Records shown:
[Begin]

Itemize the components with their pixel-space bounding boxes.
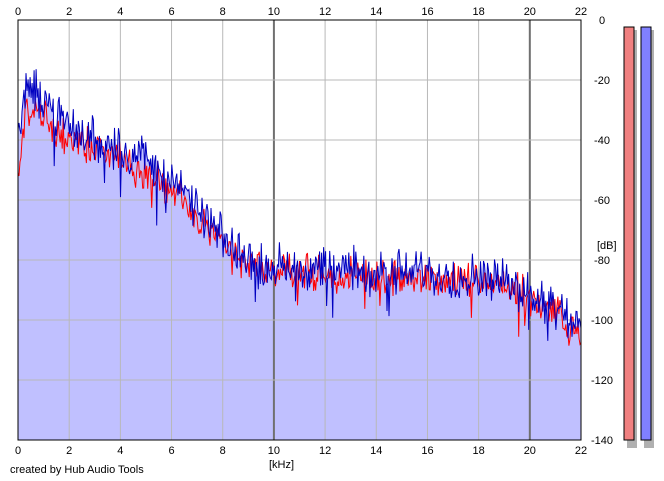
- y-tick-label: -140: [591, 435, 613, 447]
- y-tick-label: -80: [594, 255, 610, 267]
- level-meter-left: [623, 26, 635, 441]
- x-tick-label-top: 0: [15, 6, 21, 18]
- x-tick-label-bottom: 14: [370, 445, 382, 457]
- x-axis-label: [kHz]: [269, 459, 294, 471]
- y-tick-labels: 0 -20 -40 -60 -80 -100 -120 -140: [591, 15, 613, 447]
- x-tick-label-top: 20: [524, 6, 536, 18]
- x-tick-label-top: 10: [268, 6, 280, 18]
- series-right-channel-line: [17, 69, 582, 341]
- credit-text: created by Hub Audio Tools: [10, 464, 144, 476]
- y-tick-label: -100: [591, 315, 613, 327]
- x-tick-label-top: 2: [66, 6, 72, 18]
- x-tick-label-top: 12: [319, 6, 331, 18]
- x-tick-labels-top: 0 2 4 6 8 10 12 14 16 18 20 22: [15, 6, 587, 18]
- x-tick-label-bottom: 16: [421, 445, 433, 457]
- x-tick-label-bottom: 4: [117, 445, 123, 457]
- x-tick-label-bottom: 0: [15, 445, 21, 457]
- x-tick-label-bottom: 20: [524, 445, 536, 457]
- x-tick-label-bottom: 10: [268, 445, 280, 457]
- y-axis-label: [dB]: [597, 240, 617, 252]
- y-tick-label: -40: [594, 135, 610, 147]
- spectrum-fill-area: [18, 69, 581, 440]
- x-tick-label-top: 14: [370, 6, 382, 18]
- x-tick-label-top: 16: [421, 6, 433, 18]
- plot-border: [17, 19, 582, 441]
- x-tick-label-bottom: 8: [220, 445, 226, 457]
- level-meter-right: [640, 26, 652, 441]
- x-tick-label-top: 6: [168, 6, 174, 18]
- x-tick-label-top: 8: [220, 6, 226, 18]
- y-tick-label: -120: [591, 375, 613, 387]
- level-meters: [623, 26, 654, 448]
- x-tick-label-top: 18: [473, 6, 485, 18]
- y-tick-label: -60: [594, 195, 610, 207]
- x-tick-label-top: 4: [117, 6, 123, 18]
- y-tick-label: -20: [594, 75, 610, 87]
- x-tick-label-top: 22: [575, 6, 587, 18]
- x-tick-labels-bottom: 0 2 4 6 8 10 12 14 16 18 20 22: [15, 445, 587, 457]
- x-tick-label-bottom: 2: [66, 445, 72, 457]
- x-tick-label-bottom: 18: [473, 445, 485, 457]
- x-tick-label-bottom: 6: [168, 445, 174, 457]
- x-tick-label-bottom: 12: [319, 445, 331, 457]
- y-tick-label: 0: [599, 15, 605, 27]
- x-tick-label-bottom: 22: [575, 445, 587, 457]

[End]
[Begin]

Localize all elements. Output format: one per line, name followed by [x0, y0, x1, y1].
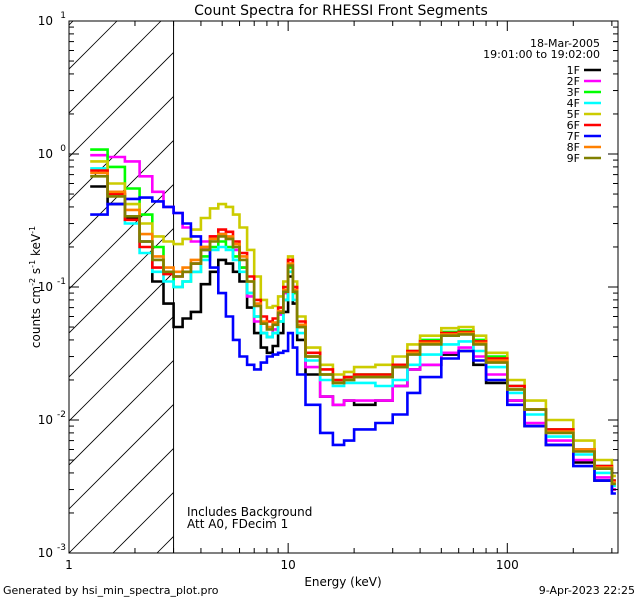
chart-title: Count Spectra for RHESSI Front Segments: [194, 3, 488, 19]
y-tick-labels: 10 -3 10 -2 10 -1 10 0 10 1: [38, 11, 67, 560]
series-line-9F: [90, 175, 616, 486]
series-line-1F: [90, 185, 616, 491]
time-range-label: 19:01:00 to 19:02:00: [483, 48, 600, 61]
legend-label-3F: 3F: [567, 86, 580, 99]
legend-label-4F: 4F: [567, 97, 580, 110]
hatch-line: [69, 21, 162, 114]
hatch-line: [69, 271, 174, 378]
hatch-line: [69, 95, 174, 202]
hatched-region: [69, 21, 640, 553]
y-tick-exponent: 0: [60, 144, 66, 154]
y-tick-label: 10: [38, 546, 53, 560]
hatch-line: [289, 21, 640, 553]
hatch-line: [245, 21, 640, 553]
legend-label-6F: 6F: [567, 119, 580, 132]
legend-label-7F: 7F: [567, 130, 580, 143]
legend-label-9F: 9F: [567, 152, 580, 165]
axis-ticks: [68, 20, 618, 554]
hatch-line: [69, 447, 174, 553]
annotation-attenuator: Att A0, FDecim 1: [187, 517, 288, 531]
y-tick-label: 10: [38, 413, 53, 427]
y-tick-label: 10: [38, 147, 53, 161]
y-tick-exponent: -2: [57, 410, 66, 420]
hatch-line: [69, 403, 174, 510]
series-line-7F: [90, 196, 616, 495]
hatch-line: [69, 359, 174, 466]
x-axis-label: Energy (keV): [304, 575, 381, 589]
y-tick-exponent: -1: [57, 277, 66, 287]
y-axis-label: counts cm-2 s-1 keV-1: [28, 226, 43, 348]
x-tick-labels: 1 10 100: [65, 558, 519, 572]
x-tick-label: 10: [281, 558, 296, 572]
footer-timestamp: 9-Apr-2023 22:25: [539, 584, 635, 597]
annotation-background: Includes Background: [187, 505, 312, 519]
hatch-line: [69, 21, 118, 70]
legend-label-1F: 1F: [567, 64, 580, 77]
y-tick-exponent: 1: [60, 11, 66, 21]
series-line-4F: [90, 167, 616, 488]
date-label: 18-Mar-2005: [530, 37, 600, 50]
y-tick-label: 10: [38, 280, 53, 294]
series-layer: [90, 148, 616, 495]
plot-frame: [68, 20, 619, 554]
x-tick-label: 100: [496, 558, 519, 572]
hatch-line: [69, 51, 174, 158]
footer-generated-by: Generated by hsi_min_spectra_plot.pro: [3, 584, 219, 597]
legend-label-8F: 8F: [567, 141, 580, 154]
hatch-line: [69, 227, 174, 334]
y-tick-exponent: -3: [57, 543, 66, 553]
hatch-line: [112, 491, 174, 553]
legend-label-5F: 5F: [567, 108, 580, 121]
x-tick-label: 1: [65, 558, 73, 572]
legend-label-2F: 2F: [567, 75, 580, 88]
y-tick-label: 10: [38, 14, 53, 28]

[End]
[Begin]

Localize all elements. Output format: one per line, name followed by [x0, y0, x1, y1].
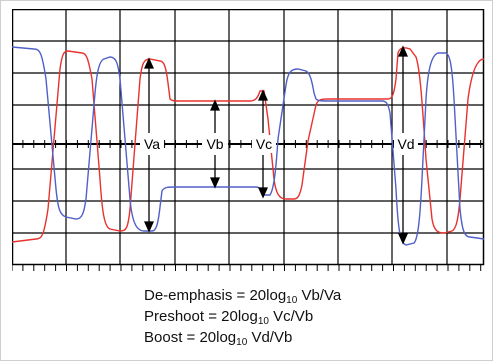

[End]

Exercise brief: Write out the records starting with the line that contains "Itemize the components" and going on through the line that contains "- y-axis-label: [dB]: [597, 240, 617, 252]", leaving the pictures out of your answer.

Task output:
Itemize the components with their pixel-space bounding boxes.
- y-tick-label: -140: [591, 435, 613, 447]
- y-tick-label: -80: [594, 255, 610, 267]
- level-meter-left: [623, 26, 635, 441]
- x-tick-label-top: 0: [15, 6, 21, 18]
- x-tick-label-bottom: 14: [370, 445, 382, 457]
- x-axis-label: [kHz]: [269, 459, 294, 471]
- y-tick-labels: 0 -20 -40 -60 -80 -100 -120 -140: [591, 15, 613, 447]
- x-tick-label-top: 20: [524, 6, 536, 18]
- x-tick-label-top: 10: [268, 6, 280, 18]
- series-right-channel-line: [17, 69, 582, 341]
- credit-text: created by Hub Audio Tools: [10, 464, 144, 476]
- y-tick-label: -100: [591, 315, 613, 327]
- x-tick-label-top: 2: [66, 6, 72, 18]
- x-tick-label-top: 12: [319, 6, 331, 18]
- x-tick-labels-top: 0 2 4 6 8 10 12 14 16 18 20 22: [15, 6, 587, 18]
- x-tick-label-bottom: 16: [421, 445, 433, 457]
- x-tick-label-bottom: 4: [117, 445, 123, 457]
- x-tick-label-bottom: 0: [15, 445, 21, 457]
- x-tick-label-bottom: 20: [524, 445, 536, 457]
- x-tick-label-bottom: 10: [268, 445, 280, 457]
- y-axis-label: [dB]: [597, 240, 617, 252]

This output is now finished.